------ Input for this task

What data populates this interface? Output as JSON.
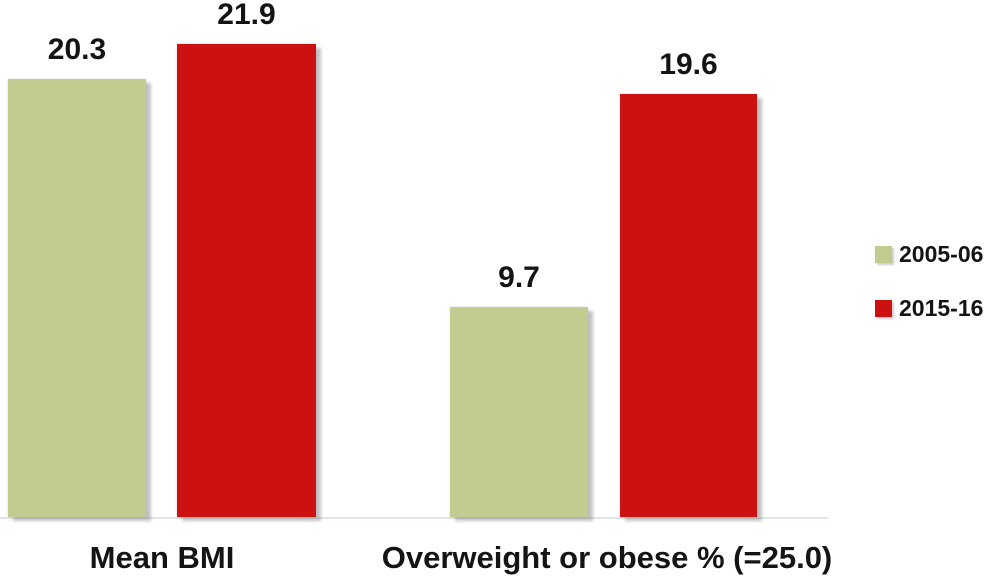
{
  "chart_data": {
    "type": "bar",
    "title": "",
    "xlabel": "",
    "ylabel": "",
    "categories": [
      "Mean BMI",
      "Overweight or obese % (=25.0)"
    ],
    "series": [
      {
        "name": "2005-06",
        "color": "#C3CC90",
        "values": [
          20.3,
          9.7
        ]
      },
      {
        "name": "2015-16",
        "color": "#CC1111",
        "values": [
          21.9,
          19.6
        ]
      }
    ],
    "data_labels": true,
    "data_label_values": [
      "20.3",
      "21.9",
      "9.7",
      "19.6"
    ],
    "ylim": [
      0,
      24
    ],
    "grid": false,
    "legend_position": "right",
    "colors": {
      "label_text": "#141414",
      "axis_line": "#DCE7ED",
      "background": "#FFFFFF"
    }
  }
}
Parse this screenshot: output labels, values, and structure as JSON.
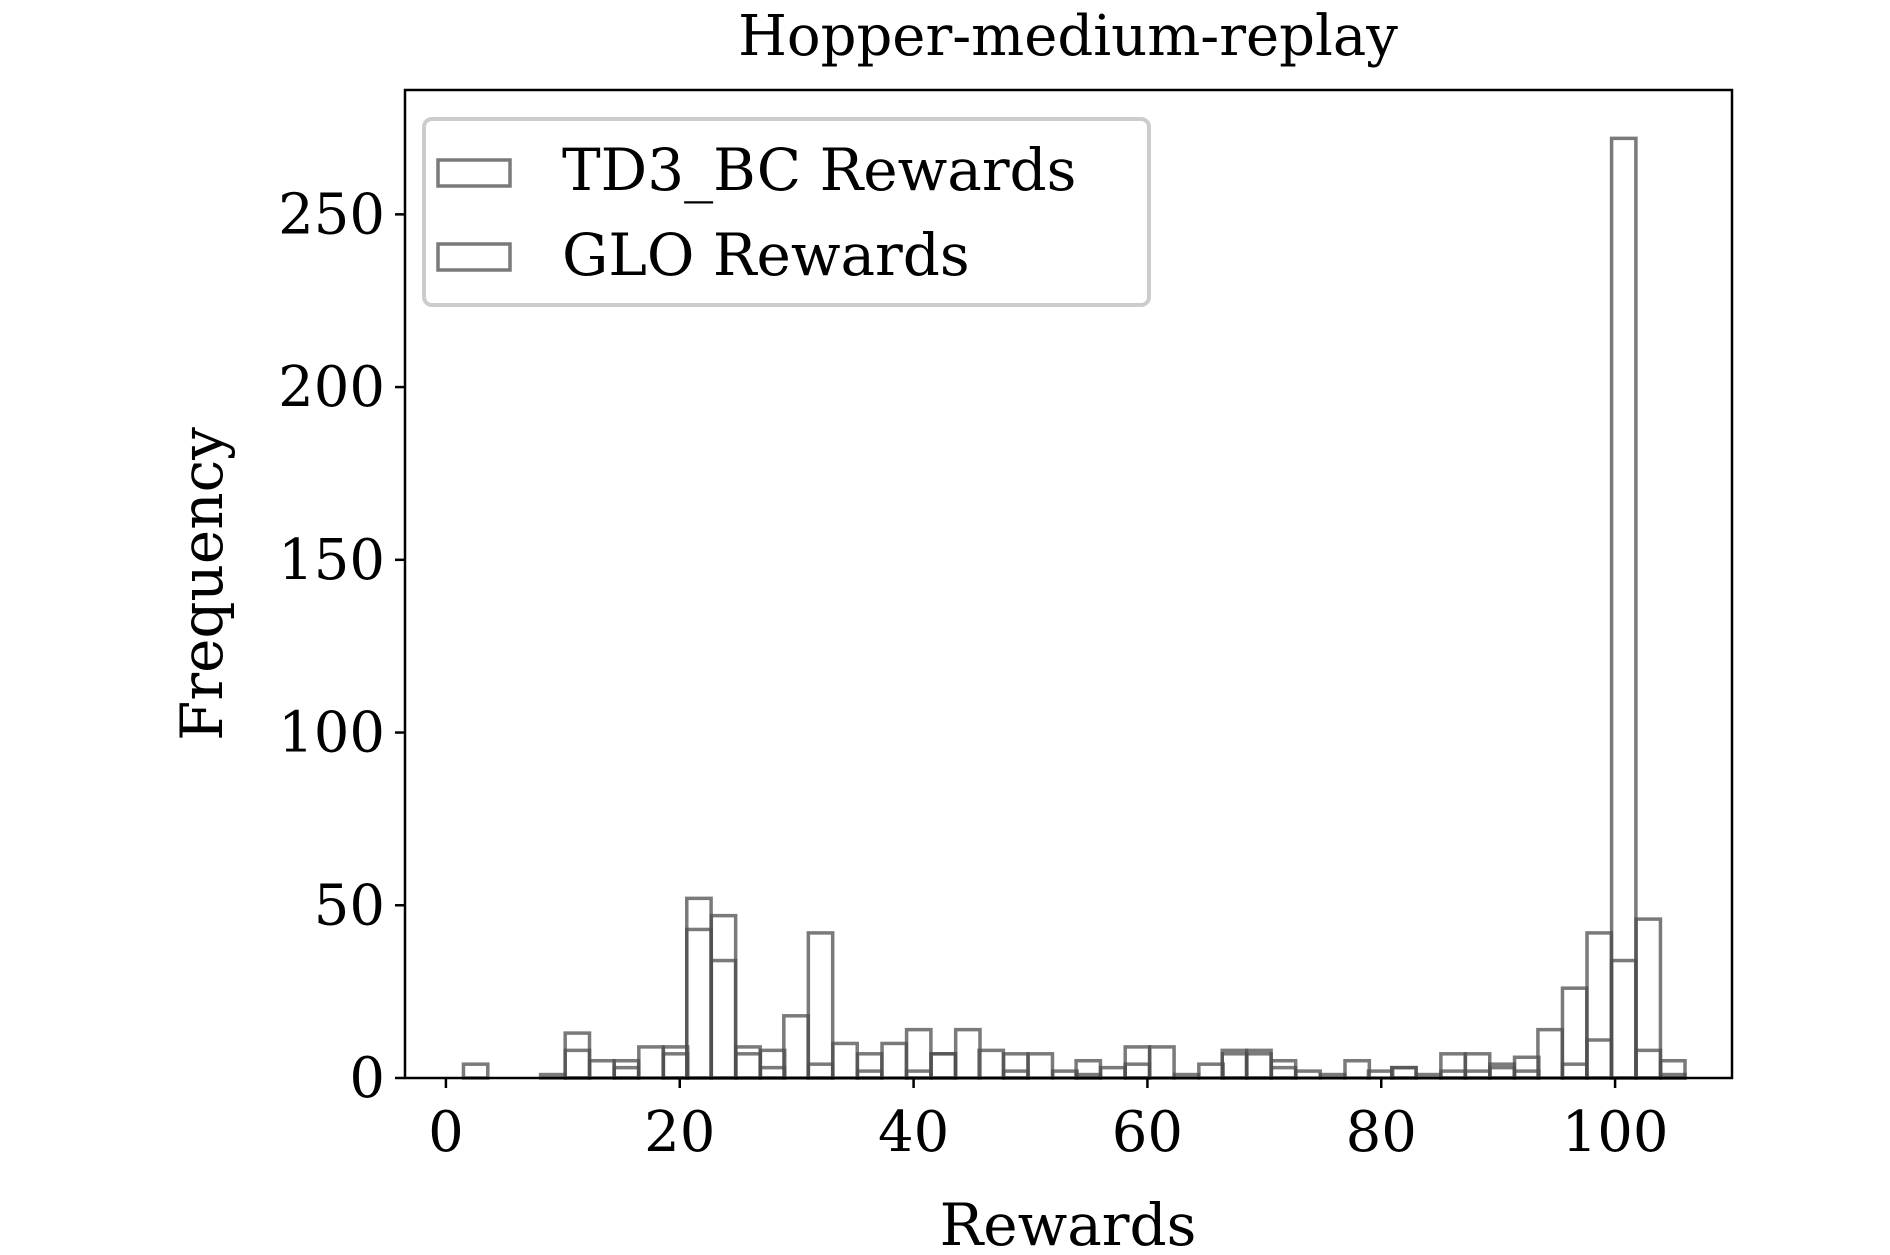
{
  "chart_data": {
    "type": "bar",
    "title": "Hopper-medium-replay",
    "xlabel": "Rewards",
    "ylabel": "Frequency",
    "xlim": [
      -3.5,
      110
    ],
    "ylim": [
      0,
      286
    ],
    "xticks": [
      "0",
      "20",
      "40",
      "60",
      "80",
      "100"
    ],
    "yticks": [
      "0",
      "50",
      "100",
      "150",
      "200",
      "250"
    ],
    "legend_position": "top-left",
    "bar_style": "unfilled outlined histogram bars, semi-transparent dark gray edges",
    "bin_width": 2.08,
    "series": [
      {
        "name": "TD3_BC Rewards",
        "color": "#4d4d4d",
        "bins": [
          [
            10.2,
            8
          ],
          [
            14.4,
            3
          ],
          [
            18.6,
            7
          ],
          [
            20.6,
            43
          ],
          [
            22.7,
            34
          ],
          [
            24.8,
            7
          ],
          [
            26.9,
            3
          ],
          [
            31.0,
            4
          ],
          [
            35.2,
            2
          ],
          [
            39.4,
            2
          ],
          [
            41.5,
            7
          ],
          [
            47.7,
            2
          ],
          [
            53.9,
            1
          ],
          [
            58.1,
            4
          ],
          [
            66.4,
            7
          ],
          [
            68.5,
            7
          ],
          [
            70.6,
            3
          ],
          [
            80.9,
            3
          ],
          [
            85.1,
            2
          ],
          [
            87.2,
            2
          ],
          [
            89.3,
            3
          ],
          [
            91.4,
            2
          ],
          [
            95.5,
            4
          ],
          [
            97.6,
            11
          ],
          [
            99.7,
            34
          ],
          [
            101.8,
            8
          ],
          [
            103.9,
            1
          ]
        ]
      },
      {
        "name": "GLO Rewards",
        "color": "#4d4d4d",
        "bins": [
          [
            1.5,
            4
          ],
          [
            8.1,
            1
          ],
          [
            10.2,
            13
          ],
          [
            12.3,
            5
          ],
          [
            14.4,
            5
          ],
          [
            16.5,
            9
          ],
          [
            18.6,
            9
          ],
          [
            20.6,
            52
          ],
          [
            22.7,
            47
          ],
          [
            24.8,
            9
          ],
          [
            26.9,
            8
          ],
          [
            28.9,
            18
          ],
          [
            31.0,
            42
          ],
          [
            33.1,
            10
          ],
          [
            35.2,
            7
          ],
          [
            37.3,
            10
          ],
          [
            39.4,
            14
          ],
          [
            41.5,
            7
          ],
          [
            43.6,
            14
          ],
          [
            45.6,
            8
          ],
          [
            47.7,
            7
          ],
          [
            49.8,
            7
          ],
          [
            51.9,
            2
          ],
          [
            53.9,
            5
          ],
          [
            56.0,
            3
          ],
          [
            58.1,
            9
          ],
          [
            60.2,
            9
          ],
          [
            62.3,
            1
          ],
          [
            64.4,
            4
          ],
          [
            66.4,
            8
          ],
          [
            68.5,
            8
          ],
          [
            70.6,
            5
          ],
          [
            72.7,
            2
          ],
          [
            74.8,
            1
          ],
          [
            76.9,
            5
          ],
          [
            78.9,
            2
          ],
          [
            80.9,
            3
          ],
          [
            83.0,
            1
          ],
          [
            85.1,
            7
          ],
          [
            87.2,
            7
          ],
          [
            89.3,
            4
          ],
          [
            91.4,
            6
          ],
          [
            93.4,
            14
          ],
          [
            95.5,
            26
          ],
          [
            97.6,
            42
          ],
          [
            99.7,
            272
          ],
          [
            101.8,
            46
          ],
          [
            103.9,
            5
          ]
        ]
      }
    ]
  }
}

------------

Task. An exact transcription of all the entries is required, without the pictures.

Result.
What data populates this interface? Output as JSON.
{
  "chart_data": {
    "type": "bar",
    "title": "",
    "xlabel": "",
    "ylabel": "",
    "categories": [
      "Mean BMI",
      "Overweight or obese % (=25.0)"
    ],
    "series": [
      {
        "name": "2005-06",
        "color": "#C3CC90",
        "values": [
          20.3,
          9.7
        ]
      },
      {
        "name": "2015-16",
        "color": "#CC1111",
        "values": [
          21.9,
          19.6
        ]
      }
    ],
    "data_labels": true,
    "data_label_values": [
      "20.3",
      "21.9",
      "9.7",
      "19.6"
    ],
    "ylim": [
      0,
      24
    ],
    "grid": false,
    "legend_position": "right",
    "colors": {
      "label_text": "#141414",
      "axis_line": "#DCE7ED",
      "background": "#FFFFFF"
    }
  }
}
Parse this screenshot: output labels, values, and structure as JSON.
{
  "chart_data": {
    "type": "bar",
    "title": "Hopper-medium-replay",
    "xlabel": "Rewards",
    "ylabel": "Frequency",
    "xlim": [
      -3.5,
      110
    ],
    "ylim": [
      0,
      286
    ],
    "xticks": [
      "0",
      "20",
      "40",
      "60",
      "80",
      "100"
    ],
    "yticks": [
      "0",
      "50",
      "100",
      "150",
      "200",
      "250"
    ],
    "legend_position": "top-left",
    "bar_style": "unfilled outlined histogram bars, semi-transparent dark gray edges",
    "bin_width": 2.08,
    "series": [
      {
        "name": "TD3_BC Rewards",
        "color": "#4d4d4d",
        "bins": [
          [
            10.2,
            8
          ],
          [
            14.4,
            3
          ],
          [
            18.6,
            7
          ],
          [
            20.6,
            43
          ],
          [
            22.7,
            34
          ],
          [
            24.8,
            7
          ],
          [
            26.9,
            3
          ],
          [
            31.0,
            4
          ],
          [
            35.2,
            2
          ],
          [
            39.4,
            2
          ],
          [
            41.5,
            7
          ],
          [
            47.7,
            2
          ],
          [
            53.9,
            1
          ],
          [
            58.1,
            4
          ],
          [
            66.4,
            7
          ],
          [
            68.5,
            7
          ],
          [
            70.6,
            3
          ],
          [
            80.9,
            3
          ],
          [
            85.1,
            2
          ],
          [
            87.2,
            2
          ],
          [
            89.3,
            3
          ],
          [
            91.4,
            2
          ],
          [
            95.5,
            4
          ],
          [
            97.6,
            11
          ],
          [
            99.7,
            34
          ],
          [
            101.8,
            8
          ],
          [
            103.9,
            1
          ]
        ]
      },
      {
        "name": "GLO Rewards",
        "color": "#4d4d4d",
        "bins": [
          [
            1.5,
            4
          ],
          [
            8.1,
            1
          ],
          [
            10.2,
            13
          ],
          [
            12.3,
            5
          ],
          [
            14.4,
            5
          ],
          [
            16.5,
            9
          ],
          [
            18.6,
            9
          ],
          [
            20.6,
            52
          ],
          [
            22.7,
            47
          ],
          [
            24.8,
            9
          ],
          [
            26.9,
            8
          ],
          [
            28.9,
            18
          ],
          [
            31.0,
            42
          ],
          [
            33.1,
            10
          ],
          [
            35.2,
            7
          ],
          [
            37.3,
            10
          ],
          [
            39.4,
            14
          ],
          [
            41.5,
            7
          ],
          [
            43.6,
            14
          ],
          [
            45.6,
            8
          ],
          [
            47.7,
            7
          ],
          [
            49.8,
            7
          ],
          [
            51.9,
            2
          ],
          [
            53.9,
            5
          ],
          [
            56.0,
            3
          ],
          [
            58.1,
            9
          ],
          [
            60.2,
            9
          ],
          [
            62.3,
            1
          ],
          [
            64.4,
            4
          ],
          [
            66.4,
            8
          ],
          [
            68.5,
            8
          ],
          [
            70.6,
            5
          ],
          [
            72.7,
            2
          ],
          [
            74.8,
            1
          ],
          [
            76.9,
            5
          ],
          [
            78.9,
            2
          ],
          [
            80.9,
            3
          ],
          [
            83.0,
            1
          ],
          [
            85.1,
            7
          ],
          [
            87.2,
            7
          ],
          [
            89.3,
            4
          ],
          [
            91.4,
            6
          ],
          [
            93.4,
            14
          ],
          [
            95.5,
            26
          ],
          [
            97.6,
            42
          ],
          [
            99.7,
            272
          ],
          [
            101.8,
            46
          ],
          [
            103.9,
            5
          ]
        ]
      }
    ]
  }
}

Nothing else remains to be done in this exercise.